### Exercise objective
Extract every line that contains the word "name".

### Data supplied
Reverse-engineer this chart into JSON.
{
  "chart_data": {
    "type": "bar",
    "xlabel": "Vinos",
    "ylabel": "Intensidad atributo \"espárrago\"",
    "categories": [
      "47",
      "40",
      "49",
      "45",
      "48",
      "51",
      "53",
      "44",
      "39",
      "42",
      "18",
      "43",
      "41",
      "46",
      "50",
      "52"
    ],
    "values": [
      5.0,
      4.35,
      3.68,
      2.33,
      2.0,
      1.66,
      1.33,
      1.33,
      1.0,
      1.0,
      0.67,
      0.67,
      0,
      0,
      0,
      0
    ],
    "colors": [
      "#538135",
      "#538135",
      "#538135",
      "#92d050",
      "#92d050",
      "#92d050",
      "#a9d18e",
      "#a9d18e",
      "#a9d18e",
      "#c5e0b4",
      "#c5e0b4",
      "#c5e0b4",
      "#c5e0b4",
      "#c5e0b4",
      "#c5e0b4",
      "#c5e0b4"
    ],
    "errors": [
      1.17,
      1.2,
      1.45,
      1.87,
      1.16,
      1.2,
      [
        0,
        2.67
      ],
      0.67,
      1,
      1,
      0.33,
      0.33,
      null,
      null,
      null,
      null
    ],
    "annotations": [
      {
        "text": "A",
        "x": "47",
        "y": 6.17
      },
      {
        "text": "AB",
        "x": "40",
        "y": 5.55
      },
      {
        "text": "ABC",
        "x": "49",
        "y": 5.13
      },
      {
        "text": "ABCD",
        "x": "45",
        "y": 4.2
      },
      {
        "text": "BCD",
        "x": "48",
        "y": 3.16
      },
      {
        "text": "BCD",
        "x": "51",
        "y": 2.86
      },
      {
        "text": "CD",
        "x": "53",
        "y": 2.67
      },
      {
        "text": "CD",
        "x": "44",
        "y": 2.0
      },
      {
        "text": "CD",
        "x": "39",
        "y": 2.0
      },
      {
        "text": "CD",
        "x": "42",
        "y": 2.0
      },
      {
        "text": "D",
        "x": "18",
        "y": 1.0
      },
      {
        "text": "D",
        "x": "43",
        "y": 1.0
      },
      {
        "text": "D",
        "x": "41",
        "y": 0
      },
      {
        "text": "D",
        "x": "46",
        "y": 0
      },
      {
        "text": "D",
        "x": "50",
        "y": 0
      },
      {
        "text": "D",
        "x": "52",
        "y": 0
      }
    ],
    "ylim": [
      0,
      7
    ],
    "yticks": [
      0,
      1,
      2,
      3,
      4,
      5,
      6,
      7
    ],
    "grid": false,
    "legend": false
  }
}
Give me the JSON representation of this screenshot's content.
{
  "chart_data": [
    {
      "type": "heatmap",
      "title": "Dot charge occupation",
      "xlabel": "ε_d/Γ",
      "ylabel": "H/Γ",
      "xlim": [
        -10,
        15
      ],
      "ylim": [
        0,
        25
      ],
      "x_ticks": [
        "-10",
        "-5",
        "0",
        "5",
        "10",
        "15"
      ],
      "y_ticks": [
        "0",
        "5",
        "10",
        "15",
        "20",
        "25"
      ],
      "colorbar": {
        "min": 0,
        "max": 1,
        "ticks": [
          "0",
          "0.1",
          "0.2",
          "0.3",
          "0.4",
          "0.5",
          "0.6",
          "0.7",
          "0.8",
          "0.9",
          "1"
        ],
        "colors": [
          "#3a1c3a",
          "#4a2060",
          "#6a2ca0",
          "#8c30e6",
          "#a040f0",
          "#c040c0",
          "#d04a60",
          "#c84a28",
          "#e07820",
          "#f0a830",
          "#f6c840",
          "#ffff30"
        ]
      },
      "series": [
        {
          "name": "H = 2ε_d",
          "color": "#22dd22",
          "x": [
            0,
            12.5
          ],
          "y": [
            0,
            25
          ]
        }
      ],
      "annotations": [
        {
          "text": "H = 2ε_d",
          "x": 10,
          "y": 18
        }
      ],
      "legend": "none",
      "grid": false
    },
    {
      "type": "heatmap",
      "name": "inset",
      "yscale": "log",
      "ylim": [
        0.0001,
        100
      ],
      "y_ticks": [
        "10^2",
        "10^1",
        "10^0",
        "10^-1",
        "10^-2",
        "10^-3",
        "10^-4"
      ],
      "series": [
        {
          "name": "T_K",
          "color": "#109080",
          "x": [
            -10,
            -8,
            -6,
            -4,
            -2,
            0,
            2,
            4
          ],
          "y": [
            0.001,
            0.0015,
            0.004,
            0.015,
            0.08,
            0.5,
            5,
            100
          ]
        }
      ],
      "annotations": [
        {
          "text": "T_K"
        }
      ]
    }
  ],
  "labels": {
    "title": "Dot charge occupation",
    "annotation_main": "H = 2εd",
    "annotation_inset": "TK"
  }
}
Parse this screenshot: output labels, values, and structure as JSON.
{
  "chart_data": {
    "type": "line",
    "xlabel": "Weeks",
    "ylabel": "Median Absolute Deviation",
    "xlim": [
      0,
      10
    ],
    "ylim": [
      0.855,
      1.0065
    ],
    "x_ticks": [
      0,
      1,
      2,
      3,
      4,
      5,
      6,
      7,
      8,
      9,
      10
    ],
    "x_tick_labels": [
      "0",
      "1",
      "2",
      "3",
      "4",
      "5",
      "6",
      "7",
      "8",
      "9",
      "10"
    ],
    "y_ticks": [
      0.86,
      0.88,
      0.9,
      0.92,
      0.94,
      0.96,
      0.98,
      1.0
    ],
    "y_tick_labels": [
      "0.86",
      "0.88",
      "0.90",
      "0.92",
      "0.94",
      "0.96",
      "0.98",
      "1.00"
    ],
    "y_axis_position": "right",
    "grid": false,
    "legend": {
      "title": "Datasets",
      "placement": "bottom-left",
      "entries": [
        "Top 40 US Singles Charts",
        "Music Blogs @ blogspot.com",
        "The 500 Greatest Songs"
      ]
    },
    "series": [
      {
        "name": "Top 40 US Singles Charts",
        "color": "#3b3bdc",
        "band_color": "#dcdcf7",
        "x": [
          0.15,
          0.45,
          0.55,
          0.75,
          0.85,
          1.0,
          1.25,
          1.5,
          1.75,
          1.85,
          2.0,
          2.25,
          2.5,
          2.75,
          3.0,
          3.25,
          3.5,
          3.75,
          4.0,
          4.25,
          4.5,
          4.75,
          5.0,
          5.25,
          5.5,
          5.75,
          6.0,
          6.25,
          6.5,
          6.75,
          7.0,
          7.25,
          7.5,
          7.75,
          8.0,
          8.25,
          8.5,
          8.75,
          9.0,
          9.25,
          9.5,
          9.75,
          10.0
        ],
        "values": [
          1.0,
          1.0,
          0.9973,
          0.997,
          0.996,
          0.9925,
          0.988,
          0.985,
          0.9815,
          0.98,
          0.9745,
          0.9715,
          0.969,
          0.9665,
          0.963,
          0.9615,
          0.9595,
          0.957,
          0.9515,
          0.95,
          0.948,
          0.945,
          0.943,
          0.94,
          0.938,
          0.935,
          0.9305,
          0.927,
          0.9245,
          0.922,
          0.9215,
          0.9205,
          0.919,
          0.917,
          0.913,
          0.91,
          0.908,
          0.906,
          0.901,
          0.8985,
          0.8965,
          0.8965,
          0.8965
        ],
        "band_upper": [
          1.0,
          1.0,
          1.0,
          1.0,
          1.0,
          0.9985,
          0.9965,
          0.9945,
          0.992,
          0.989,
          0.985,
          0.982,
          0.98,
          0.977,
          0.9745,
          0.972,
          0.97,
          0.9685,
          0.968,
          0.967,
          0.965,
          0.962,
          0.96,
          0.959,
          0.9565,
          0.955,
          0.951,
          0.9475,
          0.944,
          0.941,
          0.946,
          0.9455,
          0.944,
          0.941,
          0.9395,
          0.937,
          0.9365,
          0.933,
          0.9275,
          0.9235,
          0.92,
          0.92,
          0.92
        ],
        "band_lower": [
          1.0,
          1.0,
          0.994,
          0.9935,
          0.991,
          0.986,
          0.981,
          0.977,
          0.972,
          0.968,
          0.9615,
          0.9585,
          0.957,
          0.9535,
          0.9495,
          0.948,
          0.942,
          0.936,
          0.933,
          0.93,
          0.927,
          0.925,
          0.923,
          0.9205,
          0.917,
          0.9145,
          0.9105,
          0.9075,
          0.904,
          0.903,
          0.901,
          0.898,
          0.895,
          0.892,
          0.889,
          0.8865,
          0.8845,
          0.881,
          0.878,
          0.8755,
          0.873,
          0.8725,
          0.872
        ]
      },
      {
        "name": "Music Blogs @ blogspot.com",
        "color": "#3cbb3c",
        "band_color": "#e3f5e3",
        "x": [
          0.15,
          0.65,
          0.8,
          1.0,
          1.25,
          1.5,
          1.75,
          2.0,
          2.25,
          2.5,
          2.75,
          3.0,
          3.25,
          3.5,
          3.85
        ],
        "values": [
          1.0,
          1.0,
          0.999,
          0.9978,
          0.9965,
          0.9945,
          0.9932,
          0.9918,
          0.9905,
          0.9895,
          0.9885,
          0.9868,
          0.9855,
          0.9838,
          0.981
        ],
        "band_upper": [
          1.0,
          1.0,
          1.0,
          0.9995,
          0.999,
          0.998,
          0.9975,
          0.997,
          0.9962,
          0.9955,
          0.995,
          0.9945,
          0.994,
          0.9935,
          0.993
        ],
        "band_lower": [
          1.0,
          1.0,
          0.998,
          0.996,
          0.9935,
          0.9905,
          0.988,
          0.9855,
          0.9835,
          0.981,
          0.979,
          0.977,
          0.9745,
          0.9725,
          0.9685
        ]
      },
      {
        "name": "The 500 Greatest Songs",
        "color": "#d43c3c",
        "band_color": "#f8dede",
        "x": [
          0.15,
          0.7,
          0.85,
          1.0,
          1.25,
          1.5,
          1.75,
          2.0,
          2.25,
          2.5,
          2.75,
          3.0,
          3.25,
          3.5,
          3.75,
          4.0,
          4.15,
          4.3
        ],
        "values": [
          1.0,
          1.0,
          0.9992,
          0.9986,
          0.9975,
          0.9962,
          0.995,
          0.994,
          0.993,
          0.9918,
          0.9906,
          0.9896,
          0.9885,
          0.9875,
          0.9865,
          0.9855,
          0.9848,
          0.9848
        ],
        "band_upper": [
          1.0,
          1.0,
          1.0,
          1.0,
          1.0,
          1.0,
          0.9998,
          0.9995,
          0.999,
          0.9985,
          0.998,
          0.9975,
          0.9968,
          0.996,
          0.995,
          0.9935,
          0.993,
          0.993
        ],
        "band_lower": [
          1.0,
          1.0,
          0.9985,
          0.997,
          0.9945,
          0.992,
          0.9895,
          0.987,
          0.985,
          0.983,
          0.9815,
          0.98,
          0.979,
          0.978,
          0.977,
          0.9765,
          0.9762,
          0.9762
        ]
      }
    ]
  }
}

### Answer for the task
          "name": "H = 2ε_d",
      "name": "inset",
          "name": "T_K",
        "name": "Top 40 US Singles Charts",
        "name": "Music Blogs @ blogspot.com",
        "name": "The 500 Greatest Songs",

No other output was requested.